-------- Information supplied --------
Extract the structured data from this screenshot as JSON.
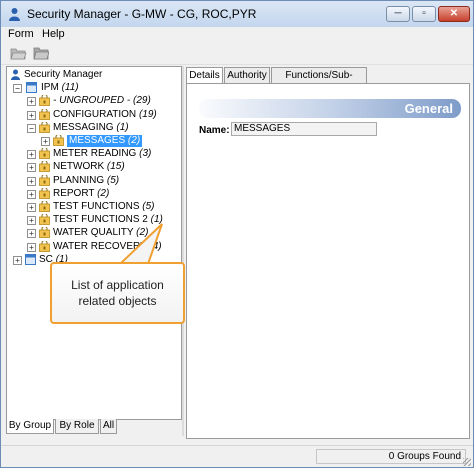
{
  "window": {
    "title": "Security Manager - G-MW - CG, ROC,PYR",
    "controls": {
      "minimize": "─",
      "maximize": "▫",
      "close": "✕"
    }
  },
  "menu": [
    "Form",
    "Help"
  ],
  "toolbar": {
    "buttons": [
      "open-icon",
      "save-icon"
    ]
  },
  "tree": {
    "root": "Security Manager",
    "nodes": [
      {
        "label": "IPM",
        "count": "(11)",
        "expanded": true
      },
      {
        "label": "- UNGROUPED -",
        "count": "(29)",
        "italic": true
      },
      {
        "label": "CONFIGURATION",
        "count": "(19)"
      },
      {
        "label": "MESSAGING",
        "count": "(1)",
        "expanded": true
      },
      {
        "label": "MESSAGES",
        "count": "(2)",
        "selected": true
      },
      {
        "label": "METER READING",
        "count": "(3)"
      },
      {
        "label": "NETWORK",
        "count": "(15)"
      },
      {
        "label": "PLANNING",
        "count": "(5)"
      },
      {
        "label": "REPORT",
        "count": "(2)"
      },
      {
        "label": "TEST FUNCTIONS",
        "count": "(5)"
      },
      {
        "label": "TEST FUNCTIONS 2",
        "count": "(1)"
      },
      {
        "label": "WATER QUALITY",
        "count": "(2)"
      },
      {
        "label": "WATER RECOVERY",
        "count": "(4)"
      },
      {
        "label": "SC",
        "count": "(1)"
      }
    ]
  },
  "bottom_tabs": [
    "By Group",
    "By Role",
    "All"
  ],
  "detail_tabs": [
    "Details",
    "Authority",
    "Functions/Sub-Groups"
  ],
  "details": {
    "section_title": "General",
    "name_label": "Name:",
    "name_value": "MESSAGES"
  },
  "callout": {
    "line1": "List of application",
    "line2": "related objects"
  },
  "status": {
    "groups_found": "0 Groups Found"
  },
  "colors": {
    "selection": "#3399ff",
    "callout_border": "#f0a030",
    "banner_end": "#7e9cc9"
  }
}
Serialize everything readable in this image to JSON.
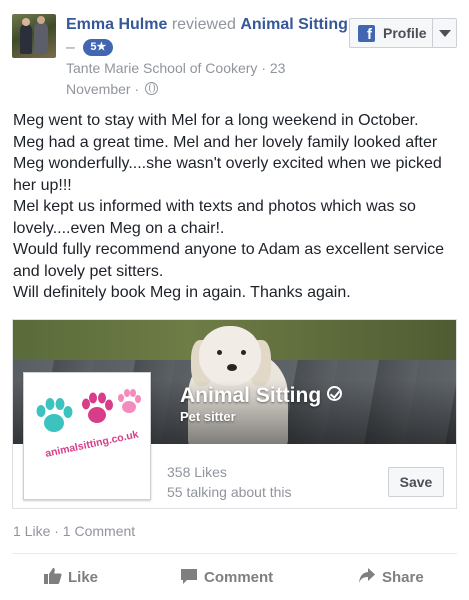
{
  "post": {
    "author": "Emma Hulme",
    "verb": "reviewed",
    "page_name": "Animal Sitting",
    "dash": "–",
    "rating": "5★",
    "meta": "Tante Marie School of Cookery · 23 November ·"
  },
  "profile_button": {
    "label": "Profile",
    "fb_letter": "f"
  },
  "review": {
    "lines": [
      "Meg went to stay with Mel for a long weekend in October.",
      "Meg had a great time. Mel and her lovely family looked after Meg wonderfully....she wasn't overly excited when we picked her up!!!",
      "Mel kept us informed with texts and photos which was so lovely....even Meg on a chair!.",
      "Would fully recommend anyone to Adam as excellent service and lovely pet sitters.",
      "Will definitely book Meg in again. Thanks again."
    ]
  },
  "page_card": {
    "title": "Animal Sitting",
    "category": "Pet sitter",
    "likes": "358 Likes",
    "talking": "55 talking about this",
    "save_label": "Save",
    "logo_text": "animalsitting.co.uk"
  },
  "counts": "1 Like · 1 Comment",
  "actions": {
    "like": "Like",
    "comment": "Comment",
    "share": "Share"
  },
  "colors": {
    "link": "#365899",
    "meta": "#90949c",
    "badge": "#4267b2",
    "paw_teal": "#3cc3c0",
    "paw_pink": "#d83d8a",
    "paw_light_pink": "#f38bbd"
  }
}
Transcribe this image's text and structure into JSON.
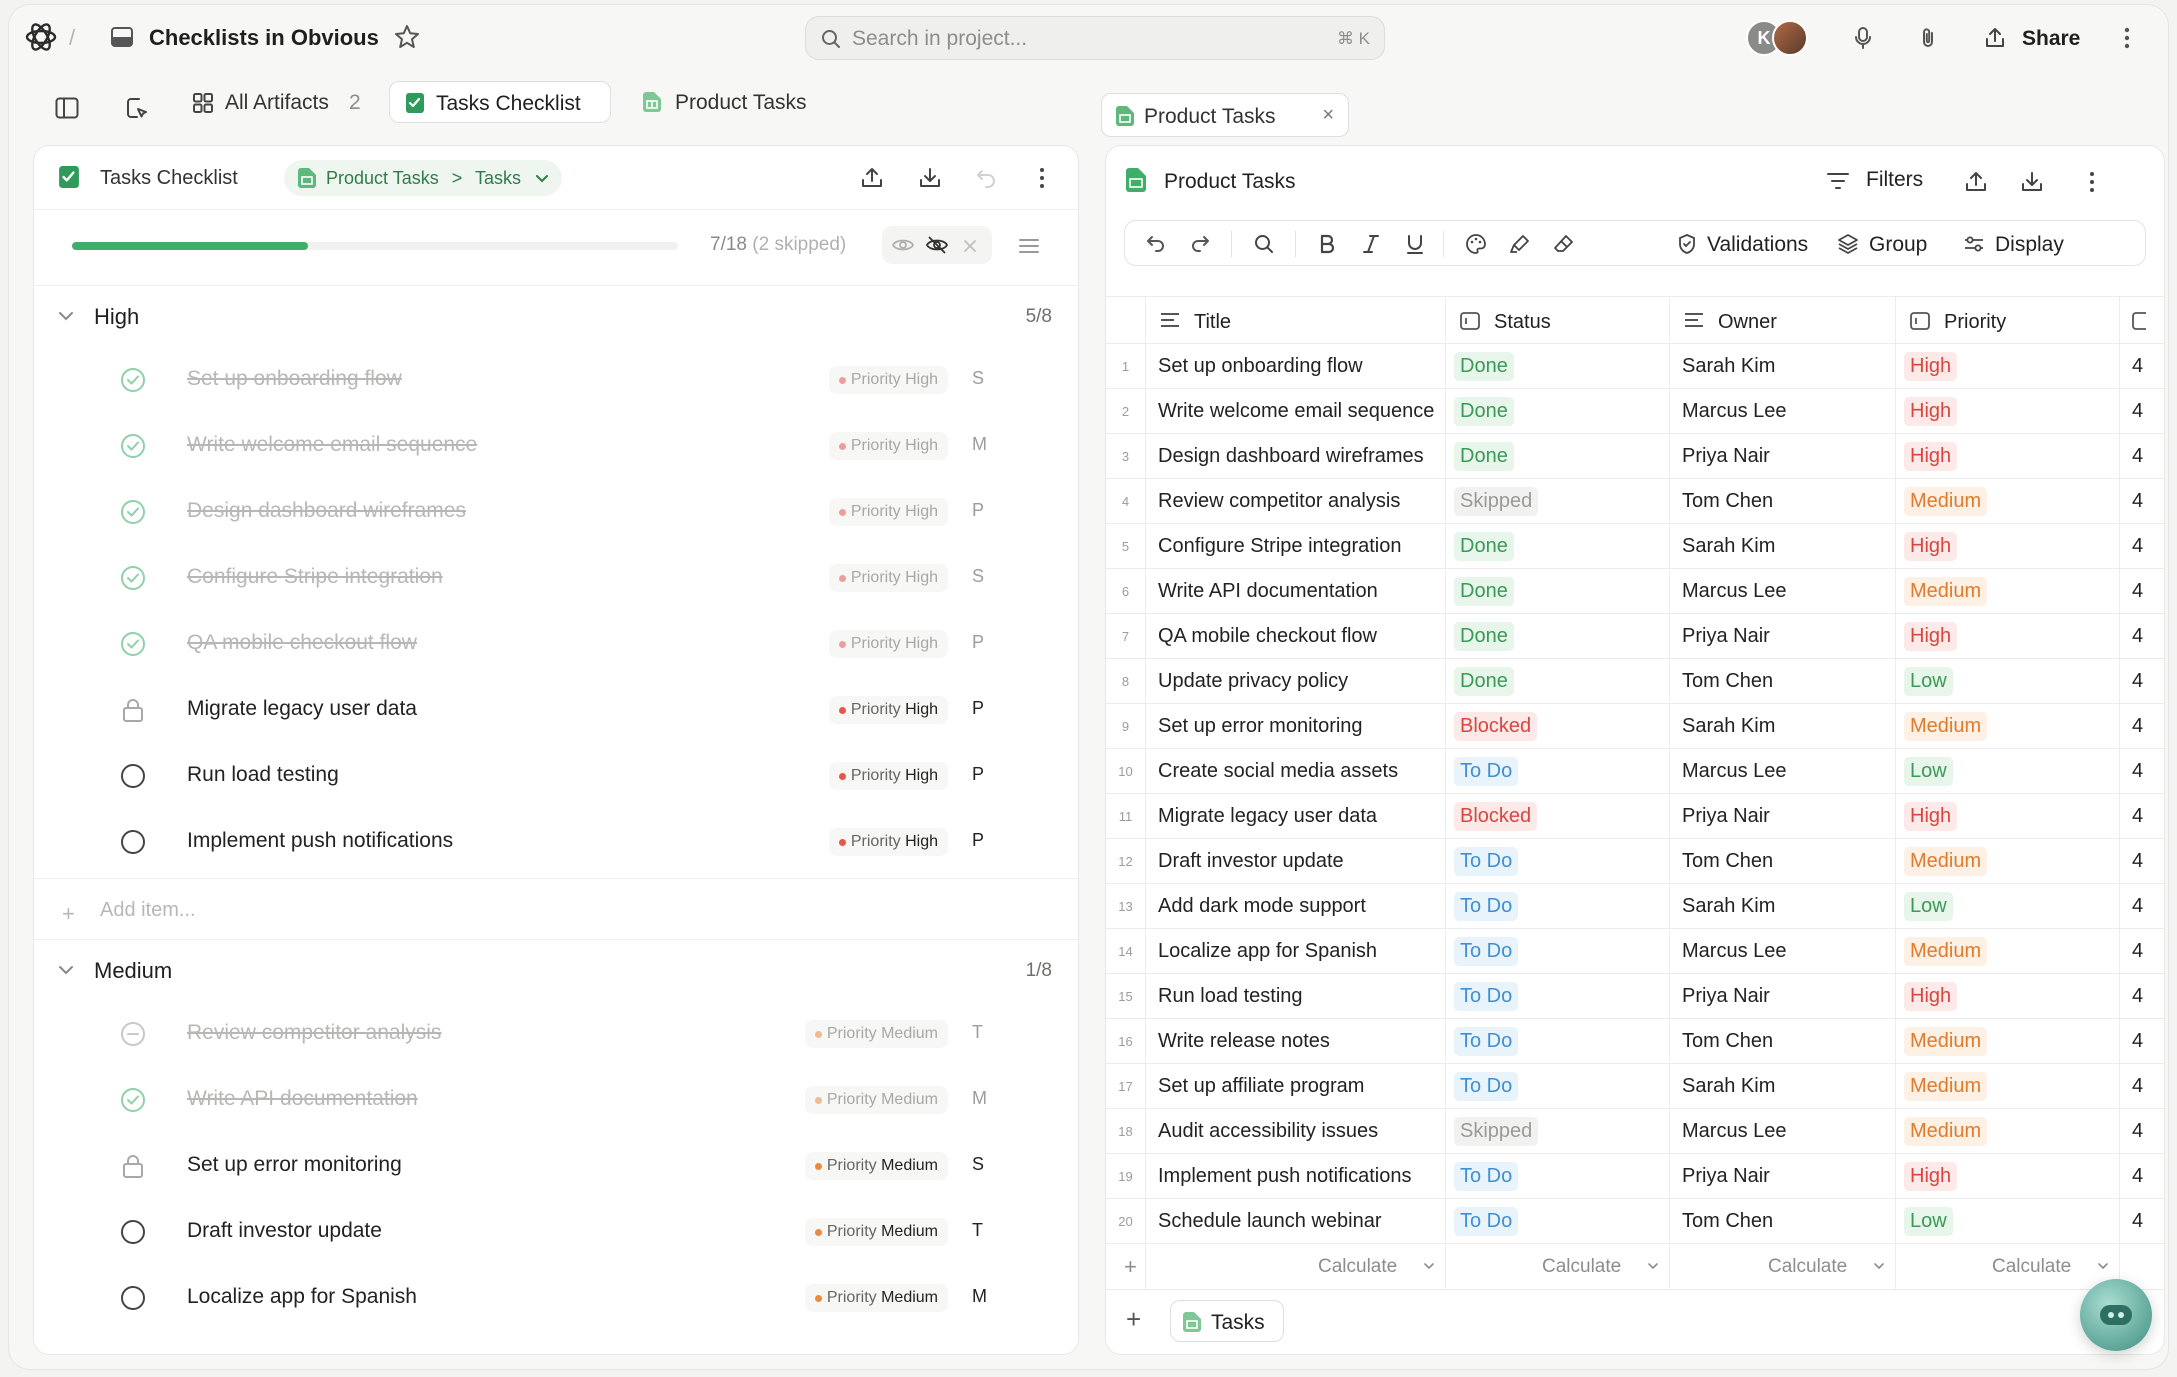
{
  "topbar": {
    "breadcrumb_sep": "/",
    "project_title": "Checklists in Obvious",
    "search_placeholder": "Search in project...",
    "search_shortcut": "⌘ K",
    "avatar_initial": "K",
    "share_label": "Share"
  },
  "left_tabs": {
    "all_artifacts_label": "All Artifacts",
    "all_artifacts_count": "2",
    "tasks_checklist_label": "Tasks Checklist",
    "product_tasks_label": "Product Tasks"
  },
  "checklist": {
    "title": "Tasks Checklist",
    "crumb_parent": "Product Tasks",
    "crumb_sep": ">",
    "crumb_child": "Tasks",
    "progress": {
      "done": 7,
      "total": 18,
      "skipped": 2,
      "fraction": 0.3889,
      "text_main": "7/18",
      "text_skipped": "(2  skipped)"
    },
    "add_item_label": "Add item...",
    "priority_key": "Priority",
    "groups": [
      {
        "name": "High",
        "count": "5/8",
        "tasks": [
          {
            "title": "Set up onboarding flow",
            "state": "done",
            "priority": "High",
            "owner": "S"
          },
          {
            "title": "Write welcome email sequence",
            "state": "done",
            "priority": "High",
            "owner": "M"
          },
          {
            "title": "Design dashboard wireframes",
            "state": "done",
            "priority": "High",
            "owner": "P"
          },
          {
            "title": "Configure Stripe integration",
            "state": "done",
            "priority": "High",
            "owner": "S"
          },
          {
            "title": "QA mobile checkout flow",
            "state": "done",
            "priority": "High",
            "owner": "P"
          },
          {
            "title": "Migrate legacy user data",
            "state": "blocked",
            "priority": "High",
            "owner": "P"
          },
          {
            "title": "Run load testing",
            "state": "todo",
            "priority": "High",
            "owner": "P"
          },
          {
            "title": "Implement push notifications",
            "state": "todo",
            "priority": "High",
            "owner": "P"
          }
        ]
      },
      {
        "name": "Medium",
        "count": "1/8",
        "tasks": [
          {
            "title": "Review competitor analysis",
            "state": "skipped",
            "priority": "Medium",
            "owner": "T"
          },
          {
            "title": "Write API documentation",
            "state": "done",
            "priority": "Medium",
            "owner": "M"
          },
          {
            "title": "Set up error monitoring",
            "state": "blocked",
            "priority": "Medium",
            "owner": "S"
          },
          {
            "title": "Draft investor update",
            "state": "todo",
            "priority": "Medium",
            "owner": "T"
          },
          {
            "title": "Localize app for Spanish",
            "state": "todo",
            "priority": "Medium",
            "owner": "M"
          }
        ]
      }
    ]
  },
  "sheet": {
    "tab_label": "Product Tasks",
    "tab_close": "×",
    "title": "Product Tasks",
    "filters_label": "Filters",
    "validations_label": "Validations",
    "group_label": "Group",
    "display_label": "Display",
    "columns": [
      "Title",
      "Status",
      "Owner",
      "Priority"
    ],
    "calculate_label": "Calculate",
    "sheet_tab_label": "Tasks",
    "extra_col_value": "4",
    "rows": [
      {
        "n": "1",
        "title": "Set up onboarding flow",
        "status": "Done",
        "owner": "Sarah Kim",
        "priority": "High"
      },
      {
        "n": "2",
        "title": "Write welcome email sequence",
        "status": "Done",
        "owner": "Marcus Lee",
        "priority": "High"
      },
      {
        "n": "3",
        "title": "Design dashboard wireframes",
        "status": "Done",
        "owner": "Priya Nair",
        "priority": "High"
      },
      {
        "n": "4",
        "title": "Review competitor analysis",
        "status": "Skipped",
        "owner": "Tom Chen",
        "priority": "Medium"
      },
      {
        "n": "5",
        "title": "Configure Stripe integration",
        "status": "Done",
        "owner": "Sarah Kim",
        "priority": "High"
      },
      {
        "n": "6",
        "title": "Write API documentation",
        "status": "Done",
        "owner": "Marcus Lee",
        "priority": "Medium"
      },
      {
        "n": "7",
        "title": "QA mobile checkout flow",
        "status": "Done",
        "owner": "Priya Nair",
        "priority": "High"
      },
      {
        "n": "8",
        "title": "Update privacy policy",
        "status": "Done",
        "owner": "Tom Chen",
        "priority": "Low"
      },
      {
        "n": "9",
        "title": "Set up error monitoring",
        "status": "Blocked",
        "owner": "Sarah Kim",
        "priority": "Medium"
      },
      {
        "n": "10",
        "title": "Create social media assets",
        "status": "To Do",
        "owner": "Marcus Lee",
        "priority": "Low"
      },
      {
        "n": "11",
        "title": "Migrate legacy user data",
        "status": "Blocked",
        "owner": "Priya Nair",
        "priority": "High"
      },
      {
        "n": "12",
        "title": "Draft investor update",
        "status": "To Do",
        "owner": "Tom Chen",
        "priority": "Medium"
      },
      {
        "n": "13",
        "title": "Add dark mode support",
        "status": "To Do",
        "owner": "Sarah Kim",
        "priority": "Low"
      },
      {
        "n": "14",
        "title": "Localize app for Spanish",
        "status": "To Do",
        "owner": "Marcus Lee",
        "priority": "Medium"
      },
      {
        "n": "15",
        "title": "Run load testing",
        "status": "To Do",
        "owner": "Priya Nair",
        "priority": "High"
      },
      {
        "n": "16",
        "title": "Write release notes",
        "status": "To Do",
        "owner": "Tom Chen",
        "priority": "Medium"
      },
      {
        "n": "17",
        "title": "Set up affiliate program",
        "status": "To Do",
        "owner": "Sarah Kim",
        "priority": "Medium"
      },
      {
        "n": "18",
        "title": "Audit accessibility issues",
        "status": "Skipped",
        "owner": "Marcus Lee",
        "priority": "Medium"
      },
      {
        "n": "19",
        "title": "Implement push notifications",
        "status": "To Do",
        "owner": "Priya Nair",
        "priority": "High"
      },
      {
        "n": "20",
        "title": "Schedule launch webinar",
        "status": "To Do",
        "owner": "Tom Chen",
        "priority": "Low"
      }
    ]
  },
  "colors": {
    "accent_green": "#3fae68",
    "status": {
      "Done": {
        "bg": "#e8f5ea",
        "fg": "#3a9a58"
      },
      "Skipped": {
        "bg": "#f1f1f0",
        "fg": "#9a9a98"
      },
      "Blocked": {
        "bg": "#fde9e8",
        "fg": "#d8473f"
      },
      "To Do": {
        "bg": "#e9f3fc",
        "fg": "#3f8fd6"
      }
    },
    "priority": {
      "High": {
        "bg": "#fde9e8",
        "fg": "#d8473f",
        "dot": "#e7554c"
      },
      "Medium": {
        "bg": "#fdf0e4",
        "fg": "#e07b2c",
        "dot": "#ea8a3d"
      },
      "Low": {
        "bg": "#e8f5ea",
        "fg": "#3a9a58",
        "dot": "#3fae68"
      }
    }
  }
}
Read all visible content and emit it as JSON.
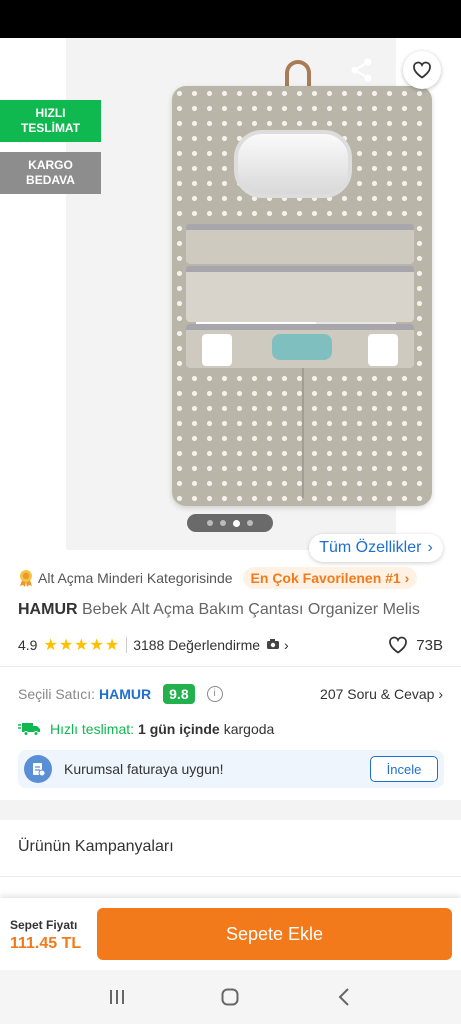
--------
[Work instructions] Search the data for the string "competitor" and copy each line where it appears.

[Response for this exercise]
            "title": "Review competitor analysis",
        "title": "Review competitor analysis",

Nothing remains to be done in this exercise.